● **TASK BRIEF**
Of the lines in the listing, how many include the string "text"? Write the number and nothing else.

↓↓↓

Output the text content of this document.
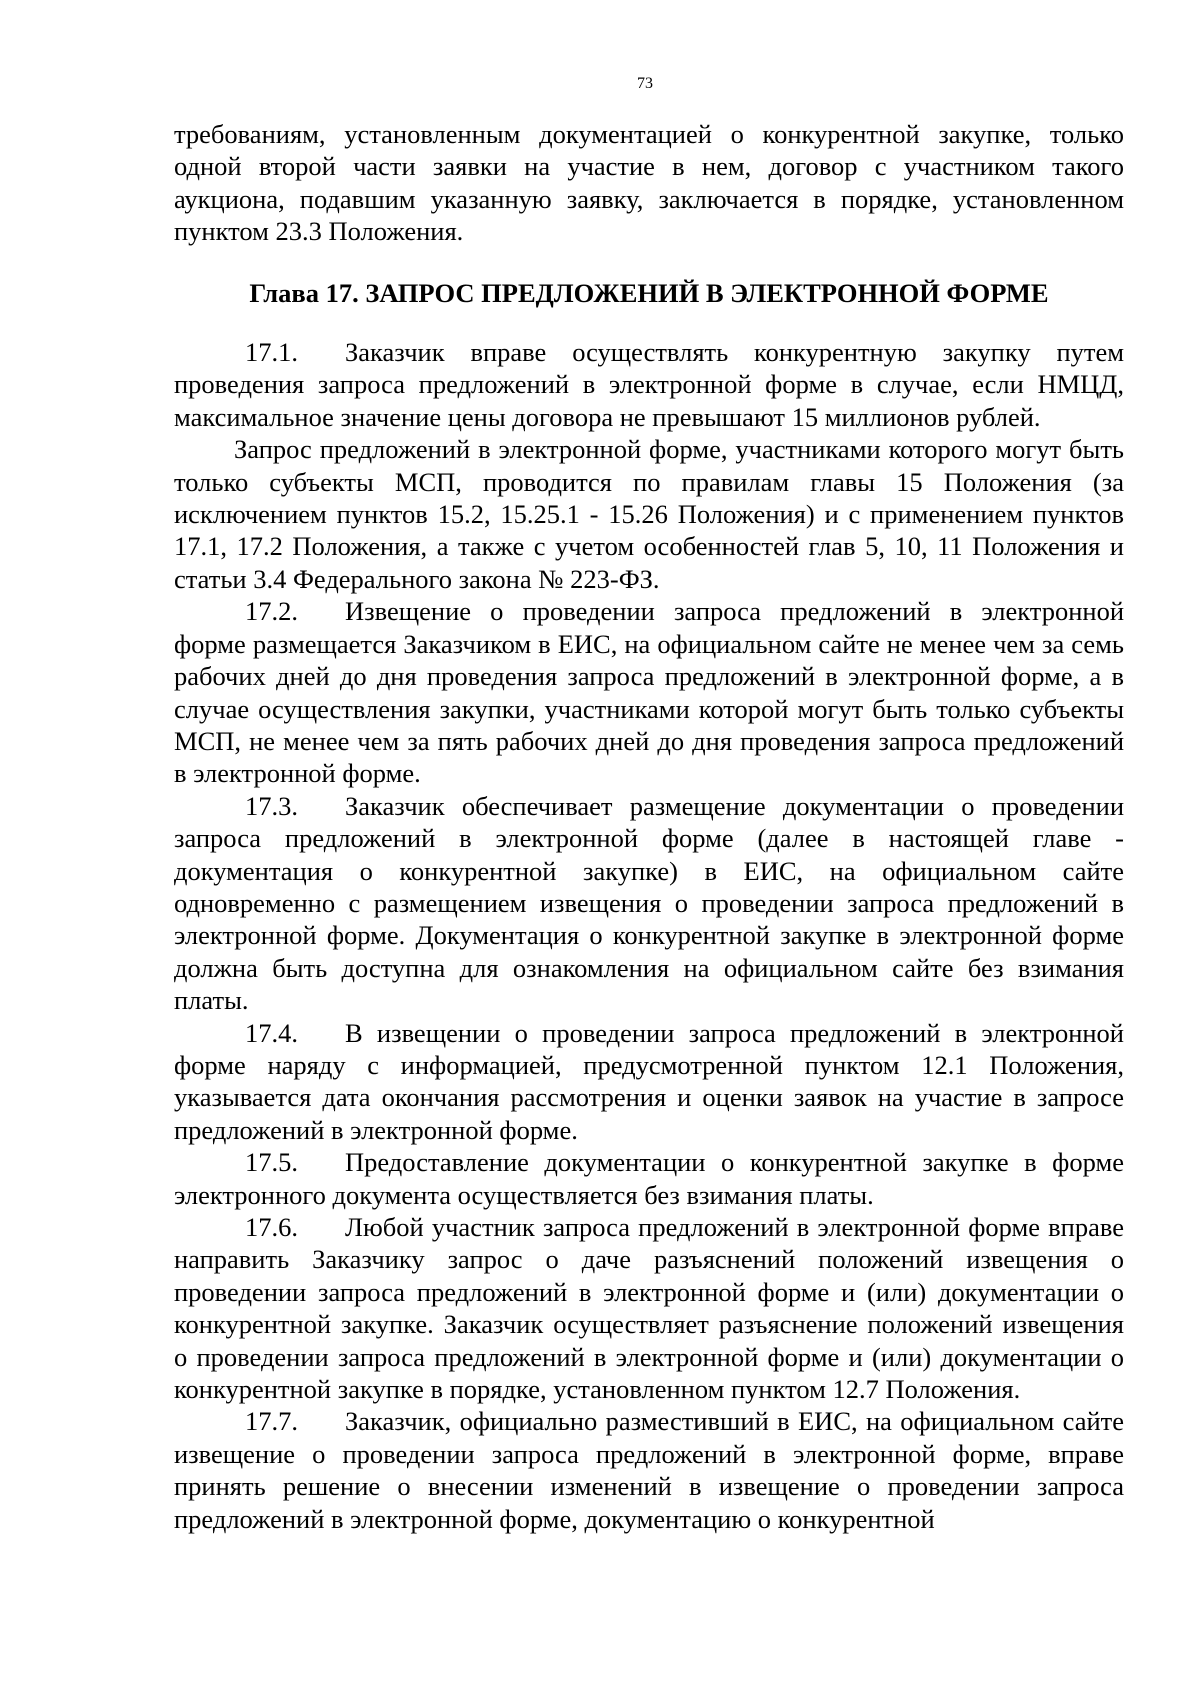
73

требованиям, установленным документацией о конкурентной закупке, только одной второй части заявки на участие в нем, договор с участником такого аукциона, подавшим указанную заявку, заключается в порядке, установленном пунктом 23.3 Положения.

Глава 17. ЗАПРОС ПРЕДЛОЖЕНИЙ В ЭЛЕКТРОННОЙ ФОРМЕ

17.1. Заказчик вправе осуществлять конкурентную закупку путем проведения запроса предложений в электронной форме в случае, если НМЦД, максимальное значение цены договора не превышают 15 миллионов рублей.

Запрос предложений в электронной форме, участниками которого могут быть только субъекты МСП, проводится по правилам главы 15 Положения (за исключением пунктов 15.2, 15.25.1 - 15.26 Положения) и с применением пунктов 17.1, 17.2 Положения, а также с учетом особенностей глав 5, 10, 11 Положения и статьи 3.4 Федерального закона № 223-ФЗ.

17.2. Извещение о проведении запроса предложений в электронной форме размещается Заказчиком в ЕИС, на официальном сайте не менее чем за семь рабочих дней до дня проведения запроса предложений в электронной форме, а в случае осуществления закупки, участниками которой могут быть только субъекты МСП, не менее чем за пять рабочих дней до дня проведения запроса предложений в электронной форме.

17.3. Заказчик обеспечивает размещение документации о проведении запроса предложений в электронной форме (далее в настоящей главе - документация о конкурентной закупке) в ЕИС, на официальном сайте одновременно с размещением извещения о проведении запроса предложений в электронной форме. Документация о конкурентной закупке в электронной форме должна быть доступна для ознакомления на официальном сайте без взимания платы.

17.4. В извещении о проведении запроса предложений в электронной форме наряду с информацией, предусмотренной пунктом 12.1 Положения, указывается дата окончания рассмотрения и оценки заявок на участие в запросе предложений в электронной форме.

17.5. Предоставление документации о конкурентной закупке в форме электронного документа осуществляется без взимания платы.

17.6. Любой участник запроса предложений в электронной форме вправе направить Заказчику запрос о даче разъяснений положений извещения о проведении запроса предложений в электронной форме и (или) документации о конкурентной закупке. Заказчик осуществляет разъяснение положений извещения о проведении запроса предложений в электронной форме и (или) документации о конкурентной закупке в порядке, установленном пунктом 12.7 Положения.

17.7. Заказчик, официально разместивший в ЕИС, на официальном сайте извещение о проведении запроса предложений в электронной форме, вправе принять решение о внесении изменений в извещение о проведении запроса предложений в электронной форме, документацию о конкурентной
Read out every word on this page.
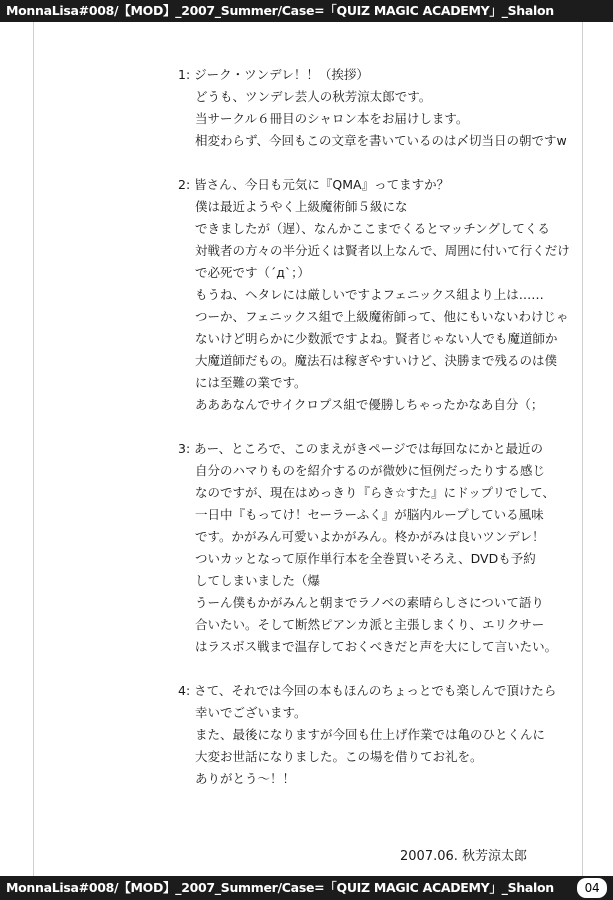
MonnaLisa#008/【MOD】_2007_Summer/Case=「QUIZ MAGIC ACADEMY」_Shalon
1: ジーク・ツンデレ！！（挨拶）
どうも、ツンデレ芸人の秋芳涼太郎です。
当サークル６冊目のシャロン本をお届けします。
相変わらず、今回もこの文章を書いているのは〆切当日の朝ですw
2: 皆さん、今日も元気に『QMA』ってますか？
僕は最近ようやく上級魔術師５級にな
できましたが（遅）、なんかここまでくるとマッチングしてくる
対戦者の方々の半分近くは賢者以上なんで、周囲に付いて行くだけ
で必死です（´д`；）
もうね、ヘタレには厳しいですよフェニックス組より上は……
つーか、フェニックス組で上級魔術師って、他にもいないわけじゃ
ないけど明らかに少数派ですよね。賢者じゃない人でも魔道師か
大魔道師だもの。魔法石は稼ぎやすいけど、決勝まで残るのは僕
には至難の業です。
あああなんでサイクロプス組で優勝しちゃったかなあ自分（；
3: あー、ところで、このまえがきページでは毎回なにかと最近の
自分のハマりものを紹介するのが微妙に恒例だったりする感じ
なのですが、現在はめっきり『らき☆すた』にドップリでして、
一日中『もってけ！セーラーふく』が脳内ループしている風味
です。かがみん可愛いよかがみん。柊かがみは良いツンデレ！
ついカッとなって原作単行本を全巻買いそろえ、DVDも予約
してしまいました（爆
うーん僕もかがみんと朝までラノベの素晴らしさについて語り
合いたい。そして断然ピアンカ派と主張しまくり、エリクサー
はラスボス戦まで温存しておくべきだと声を大にして言いたい。
4: さて、それでは今回の本もほんのちょっとでも楽しんで頂けたら
幸いでございます。
また、最後になりますが今回も仕上げ作業では亀のひとくんに
大変お世話になりました。この場を借りてお礼を。
ありがとう～！！
2007.06. 秋芳涼太郎
MonnaLisa#008/【MOD】_2007_Summer/Case=「QUIZ MAGIC ACADEMY」_Shalon	04
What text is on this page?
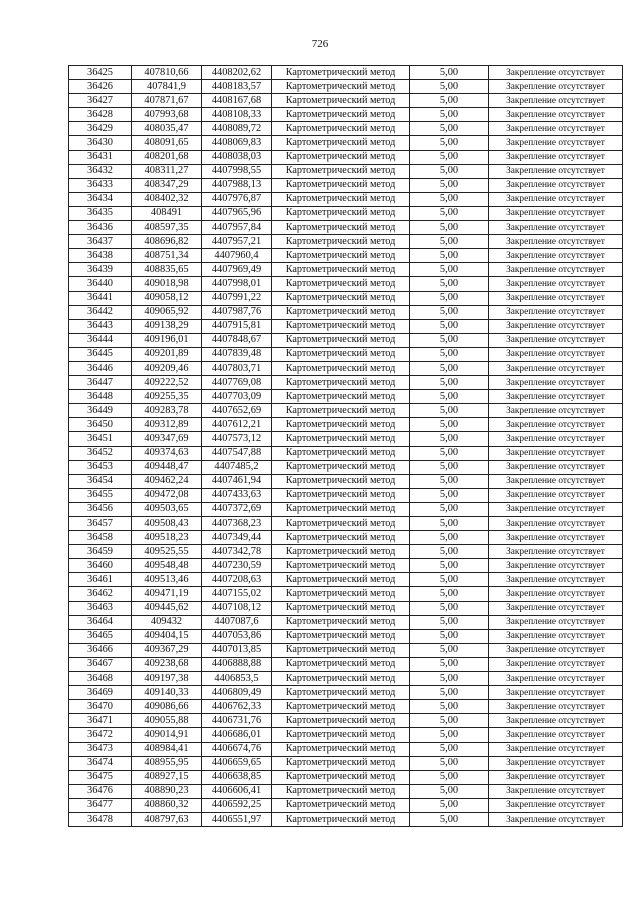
726
36425	407810,66	4408202,62	Картометрический метод	5,00	Закрепление отсутствует
36426	407841,9	4408183,57	Картометрический метод	5,00	Закрепление отсутствует
36427	407871,67	4408167,68	Картометрический метод	5,00	Закрепление отсутствует
36428	407993,68	4408108,33	Картометрический метод	5,00	Закрепление отсутствует
36429	408035,47	4408089,72	Картометрический метод	5,00	Закрепление отсутствует
36430	408091,65	4408069,83	Картометрический метод	5,00	Закрепление отсутствует
36431	408201,68	4408038,03	Картометрический метод	5,00	Закрепление отсутствует
36432	408311,27	4407998,55	Картометрический метод	5,00	Закрепление отсутствует
36433	408347,29	4407988,13	Картометрический метод	5,00	Закрепление отсутствует
36434	408402,32	4407976,87	Картометрический метод	5,00	Закрепление отсутствует
36435	408491	4407965,96	Картометрический метод	5,00	Закрепление отсутствует
36436	408597,35	4407957,84	Картометрический метод	5,00	Закрепление отсутствует
36437	408696,82	4407957,21	Картометрический метод	5,00	Закрепление отсутствует
36438	408751,34	4407960,4	Картометрический метод	5,00	Закрепление отсутствует
36439	408835,65	4407969,49	Картометрический метод	5,00	Закрепление отсутствует
36440	409018,98	4407998,01	Картометрический метод	5,00	Закрепление отсутствует
36441	409058,12	4407991,22	Картометрический метод	5,00	Закрепление отсутствует
36442	409065,92	4407987,76	Картометрический метод	5,00	Закрепление отсутствует
36443	409138,29	4407915,81	Картометрический метод	5,00	Закрепление отсутствует
36444	409196,01	4407848,67	Картометрический метод	5,00	Закрепление отсутствует
36445	409201,89	4407839,48	Картометрический метод	5,00	Закрепление отсутствует
36446	409209,46	4407803,71	Картометрический метод	5,00	Закрепление отсутствует
36447	409222,52	4407769,08	Картометрический метод	5,00	Закрепление отсутствует
36448	409255,35	4407703,09	Картометрический метод	5,00	Закрепление отсутствует
36449	409283,78	4407652,69	Картометрический метод	5,00	Закрепление отсутствует
36450	409312,89	4407612,21	Картометрический метод	5,00	Закрепление отсутствует
36451	409347,69	4407573,12	Картометрический метод	5,00	Закрепление отсутствует
36452	409374,63	4407547,88	Картометрический метод	5,00	Закрепление отсутствует
36453	409448,47	4407485,2	Картометрический метод	5,00	Закрепление отсутствует
36454	409462,24	4407461,94	Картометрический метод	5,00	Закрепление отсутствует
36455	409472,08	4407433,63	Картометрический метод	5,00	Закрепление отсутствует
36456	409503,65	4407372,69	Картометрический метод	5,00	Закрепление отсутствует
36457	409508,43	4407368,23	Картометрический метод	5,00	Закрепление отсутствует
36458	409518,23	4407349,44	Картометрический метод	5,00	Закрепление отсутствует
36459	409525,55	4407342,78	Картометрический метод	5,00	Закрепление отсутствует
36460	409548,48	4407230,59	Картометрический метод	5,00	Закрепление отсутствует
36461	409513,46	4407208,63	Картометрический метод	5,00	Закрепление отсутствует
36462	409471,19	4407155,02	Картометрический метод	5,00	Закрепление отсутствует
36463	409445,62	4407108,12	Картометрический метод	5,00	Закрепление отсутствует
36464	409432	4407087,6	Картометрический метод	5,00	Закрепление отсутствует
36465	409404,15	4407053,86	Картометрический метод	5,00	Закрепление отсутствует
36466	409367,29	4407013,85	Картометрический метод	5,00	Закрепление отсутствует
36467	409238,68	4406888,88	Картометрический метод	5,00	Закрепление отсутствует
36468	409197,38	4406853,5	Картометрический метод	5,00	Закрепление отсутствует
36469	409140,33	4406809,49	Картометрический метод	5,00	Закрепление отсутствует
36470	409086,66	4406762,33	Картометрический метод	5,00	Закрепление отсутствует
36471	409055,88	4406731,76	Картометрический метод	5,00	Закрепление отсутствует
36472	409014,91	4406686,01	Картометрический метод	5,00	Закрепление отсутствует
36473	408984,41	4406674,76	Картометрический метод	5,00	Закрепление отсутствует
36474	408955,95	4406659,65	Картометрический метод	5,00	Закрепление отсутствует
36475	408927,15	4406638,85	Картометрический метод	5,00	Закрепление отсутствует
36476	408890,23	4406606,41	Картометрический метод	5,00	Закрепление отсутствует
36477	408860,32	4406592,25	Картометрический метод	5,00	Закрепление отсутствует
36478	408797,63	4406551,97	Картометрический метод	5,00	Закрепление отсутствует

↑↑↑

● **TASK OUTPUT**
2